Report the number of lines containing "Output", with no other words.

•••••

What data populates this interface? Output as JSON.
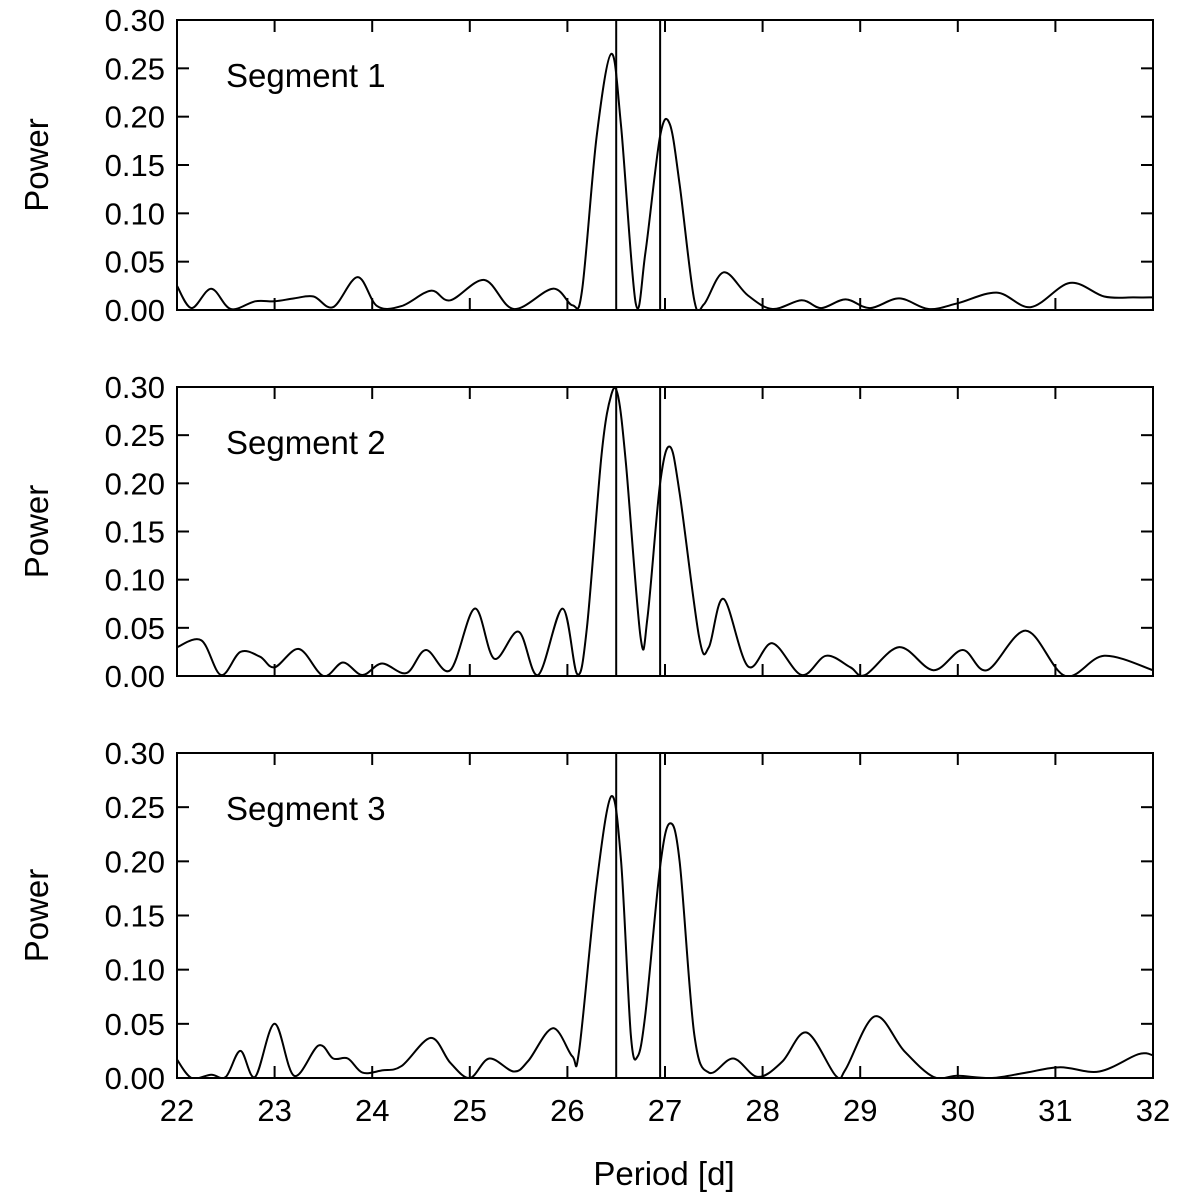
{
  "chart_data": {
    "type": "line",
    "xlabel": "Period [d]",
    "xlim": [
      22,
      32
    ],
    "x_ticks": [
      22,
      23,
      24,
      25,
      26,
      27,
      28,
      29,
      30,
      31,
      32
    ],
    "x_tick_labels": [
      "22",
      "23",
      "24",
      "25",
      "26",
      "27",
      "28",
      "29",
      "30",
      "31",
      "32"
    ],
    "ylim": [
      0,
      0.3
    ],
    "y_ticks": [
      0,
      0.05,
      0.1,
      0.15,
      0.2,
      0.25,
      0.3
    ],
    "y_tick_labels": [
      "0.00",
      "0.05",
      "0.10",
      "0.15",
      "0.20",
      "0.25",
      "0.30"
    ],
    "vertical_lines": [
      26.5,
      26.95
    ],
    "grid": false,
    "panels": [
      {
        "label": "Segment 1",
        "ylabel": "Power",
        "x": [
          22.0,
          22.15,
          22.35,
          22.55,
          22.8,
          23.0,
          23.2,
          23.4,
          23.6,
          23.85,
          24.05,
          24.3,
          24.6,
          24.8,
          25.15,
          25.45,
          25.85,
          26.05,
          26.15,
          26.3,
          26.45,
          26.55,
          26.7,
          26.8,
          26.95,
          27.05,
          27.15,
          27.3,
          27.4,
          27.6,
          27.85,
          28.1,
          28.4,
          28.6,
          28.85,
          29.1,
          29.4,
          29.7,
          30.0,
          30.4,
          30.75,
          31.15,
          31.5,
          31.8,
          32.0
        ],
        "y": [
          0.025,
          0.002,
          0.022,
          0.001,
          0.009,
          0.009,
          0.012,
          0.014,
          0.003,
          0.034,
          0.004,
          0.004,
          0.02,
          0.01,
          0.031,
          0.001,
          0.022,
          0.005,
          0.02,
          0.18,
          0.265,
          0.19,
          0.007,
          0.06,
          0.18,
          0.192,
          0.13,
          0.01,
          0.006,
          0.039,
          0.015,
          0.001,
          0.01,
          0.002,
          0.011,
          0.002,
          0.012,
          0.001,
          0.007,
          0.018,
          0.003,
          0.028,
          0.014,
          0.013,
          0.013
        ]
      },
      {
        "label": "Segment 2",
        "ylabel": "Power",
        "x": [
          22.0,
          22.25,
          22.45,
          22.65,
          22.85,
          23.0,
          23.25,
          23.5,
          23.7,
          23.9,
          24.1,
          24.35,
          24.55,
          24.8,
          25.05,
          25.25,
          25.5,
          25.7,
          25.95,
          26.1,
          26.2,
          26.35,
          26.45,
          26.52,
          26.6,
          26.75,
          26.82,
          26.95,
          27.05,
          27.15,
          27.35,
          27.45,
          27.6,
          27.85,
          28.1,
          28.4,
          28.65,
          28.9,
          29.05,
          29.4,
          29.75,
          30.05,
          30.3,
          30.7,
          31.1,
          31.5,
          32.0
        ],
        "y": [
          0.03,
          0.037,
          0.001,
          0.025,
          0.02,
          0.009,
          0.028,
          0.0,
          0.014,
          0.001,
          0.013,
          0.003,
          0.027,
          0.006,
          0.07,
          0.018,
          0.046,
          0.001,
          0.07,
          0.002,
          0.05,
          0.23,
          0.292,
          0.29,
          0.22,
          0.04,
          0.06,
          0.2,
          0.238,
          0.19,
          0.04,
          0.03,
          0.08,
          0.01,
          0.034,
          0.001,
          0.021,
          0.009,
          0.001,
          0.03,
          0.006,
          0.027,
          0.006,
          0.047,
          0.0,
          0.021,
          0.006
        ]
      },
      {
        "label": "Segment 3",
        "ylabel": "Power",
        "x": [
          22.0,
          22.15,
          22.35,
          22.5,
          22.65,
          22.8,
          23.0,
          23.2,
          23.45,
          23.6,
          23.75,
          23.9,
          24.1,
          24.3,
          24.6,
          24.8,
          25.0,
          25.2,
          25.45,
          25.6,
          25.85,
          26.05,
          26.12,
          26.3,
          26.45,
          26.55,
          26.65,
          26.72,
          26.8,
          26.95,
          27.05,
          27.15,
          27.3,
          27.45,
          27.7,
          27.95,
          28.2,
          28.45,
          28.75,
          28.85,
          29.15,
          29.45,
          29.75,
          30.0,
          30.35,
          30.7,
          31.05,
          31.45,
          31.85,
          32.0
        ],
        "y": [
          0.017,
          0.0,
          0.003,
          0.001,
          0.025,
          0.001,
          0.05,
          0.002,
          0.03,
          0.018,
          0.018,
          0.005,
          0.007,
          0.011,
          0.037,
          0.014,
          0.0,
          0.018,
          0.006,
          0.016,
          0.046,
          0.02,
          0.025,
          0.18,
          0.26,
          0.2,
          0.04,
          0.02,
          0.06,
          0.195,
          0.235,
          0.2,
          0.04,
          0.005,
          0.018,
          0.001,
          0.015,
          0.042,
          0.002,
          0.008,
          0.057,
          0.025,
          0.001,
          0.002,
          0.0,
          0.005,
          0.01,
          0.006,
          0.022,
          0.021
        ]
      }
    ]
  }
}
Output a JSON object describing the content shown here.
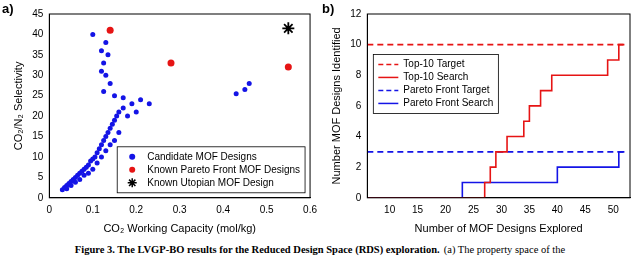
{
  "caption": {
    "bold": "Figure 3. The LVGP-BO results for the Reduced Design Space (RDS) exploration.",
    "text": "(a) The property space of the"
  },
  "chart_data": [
    {
      "type": "scatter",
      "panel_label": "a)",
      "x_label": "CO₂ Working Capacity (mol/kg)",
      "y_label": "CO₂/N₂ Selectivity",
      "xlim": [
        0,
        0.6
      ],
      "xticks": [
        0,
        0.1,
        0.2,
        0.3,
        0.4,
        0.5,
        0.6
      ],
      "ylim": [
        0,
        45
      ],
      "yticks": [
        0,
        5,
        10,
        15,
        20,
        25,
        30,
        35,
        40,
        45
      ],
      "grid": false,
      "legend": "lower right",
      "series": [
        {
          "name": "Candidate MOF Designs",
          "color": "#1414e6",
          "marker": "circle",
          "x": [
            0.03,
            0.035,
            0.04,
            0.04,
            0.045,
            0.05,
            0.05,
            0.055,
            0.06,
            0.06,
            0.065,
            0.07,
            0.07,
            0.075,
            0.08,
            0.08,
            0.085,
            0.09,
            0.09,
            0.095,
            0.1,
            0.1,
            0.105,
            0.11,
            0.11,
            0.115,
            0.12,
            0.12,
            0.125,
            0.13,
            0.13,
            0.135,
            0.14,
            0.14,
            0.145,
            0.15,
            0.15,
            0.155,
            0.16,
            0.16,
            0.17,
            0.18,
            0.19,
            0.2,
            0.21,
            0.23,
            0.1,
            0.12,
            0.125,
            0.13,
            0.135,
            0.13,
            0.12,
            0.14,
            0.125,
            0.43,
            0.45,
            0.46,
            0.15,
            0.17
          ],
          "values": [
            2,
            2.5,
            3,
            2.2,
            3.5,
            4,
            3,
            4.5,
            5,
            3.8,
            5.5,
            6,
            4.5,
            6.5,
            7,
            5.5,
            7.5,
            8,
            6,
            9,
            9.5,
            7,
            10,
            11,
            8.5,
            12,
            13,
            10,
            14,
            15,
            11.5,
            16,
            17,
            13,
            18,
            19,
            14,
            20,
            21,
            16,
            22,
            20,
            23,
            21,
            24,
            23,
            40,
            36,
            33,
            38,
            35,
            30,
            31,
            28,
            26,
            25.5,
            26.5,
            28,
            25,
            24.5
          ]
        },
        {
          "name": "Known Pareto Front MOF Designs",
          "color": "#e61414",
          "marker": "circle",
          "x": [
            0.14,
            0.28,
            0.55
          ],
          "values": [
            41,
            33,
            32
          ]
        },
        {
          "name": "Known Utopian MOF Design",
          "color": "#000000",
          "marker": "star",
          "x": [
            0.55
          ],
          "values": [
            41.5
          ]
        }
      ]
    },
    {
      "type": "line",
      "panel_label": "b)",
      "x_label": "Number of MOF Designs Explored",
      "y_label": "Number MOF Designs Identified",
      "xlim": [
        6,
        53
      ],
      "xticks": [
        10,
        15,
        20,
        25,
        30,
        35,
        40,
        45,
        50
      ],
      "ylim": [
        0,
        12
      ],
      "yticks": [
        0,
        2,
        4,
        6,
        8,
        10,
        12
      ],
      "grid": false,
      "legend": "upper left",
      "x": [
        6,
        7,
        8,
        9,
        10,
        11,
        12,
        13,
        14,
        15,
        16,
        17,
        18,
        19,
        20,
        21,
        22,
        23,
        24,
        25,
        26,
        27,
        28,
        29,
        30,
        31,
        32,
        33,
        34,
        35,
        36,
        37,
        38,
        39,
        40,
        41,
        42,
        43,
        44,
        45,
        46,
        47,
        48,
        49,
        50,
        51,
        52
      ],
      "series": [
        {
          "name": "Top-10 Target",
          "color": "#e61414",
          "line_style": "dashed",
          "values": [
            10,
            10,
            10,
            10,
            10,
            10,
            10,
            10,
            10,
            10,
            10,
            10,
            10,
            10,
            10,
            10,
            10,
            10,
            10,
            10,
            10,
            10,
            10,
            10,
            10,
            10,
            10,
            10,
            10,
            10,
            10,
            10,
            10,
            10,
            10,
            10,
            10,
            10,
            10,
            10,
            10,
            10,
            10,
            10,
            10,
            10,
            10
          ]
        },
        {
          "name": "Top-10 Search",
          "color": "#e61414",
          "line_style": "solid",
          "values": [
            0,
            0,
            0,
            0,
            0,
            0,
            0,
            0,
            0,
            0,
            0,
            0,
            0,
            0,
            0,
            0,
            0,
            0,
            0,
            0,
            0,
            1,
            2,
            3,
            3,
            4,
            4,
            4,
            5,
            6,
            6,
            7,
            7,
            8,
            8,
            8,
            8,
            8,
            8,
            8,
            8,
            8,
            8,
            9,
            9,
            10,
            10
          ]
        },
        {
          "name": "Pareto Front Target",
          "color": "#1414e6",
          "line_style": "dashed",
          "values": [
            3,
            3,
            3,
            3,
            3,
            3,
            3,
            3,
            3,
            3,
            3,
            3,
            3,
            3,
            3,
            3,
            3,
            3,
            3,
            3,
            3,
            3,
            3,
            3,
            3,
            3,
            3,
            3,
            3,
            3,
            3,
            3,
            3,
            3,
            3,
            3,
            3,
            3,
            3,
            3,
            3,
            3,
            3,
            3,
            3,
            3,
            3
          ]
        },
        {
          "name": "Pareto Front Search",
          "color": "#1414e6",
          "line_style": "solid",
          "values": [
            0,
            0,
            0,
            0,
            0,
            0,
            0,
            0,
            0,
            0,
            0,
            0,
            0,
            0,
            0,
            0,
            0,
            1,
            1,
            1,
            1,
            1,
            1,
            1,
            1,
            1,
            1,
            1,
            1,
            1,
            1,
            1,
            1,
            1,
            2,
            2,
            2,
            2,
            2,
            2,
            2,
            2,
            2,
            2,
            2,
            3,
            3
          ]
        }
      ]
    }
  ]
}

•••••

### [FINISHED TASK]
2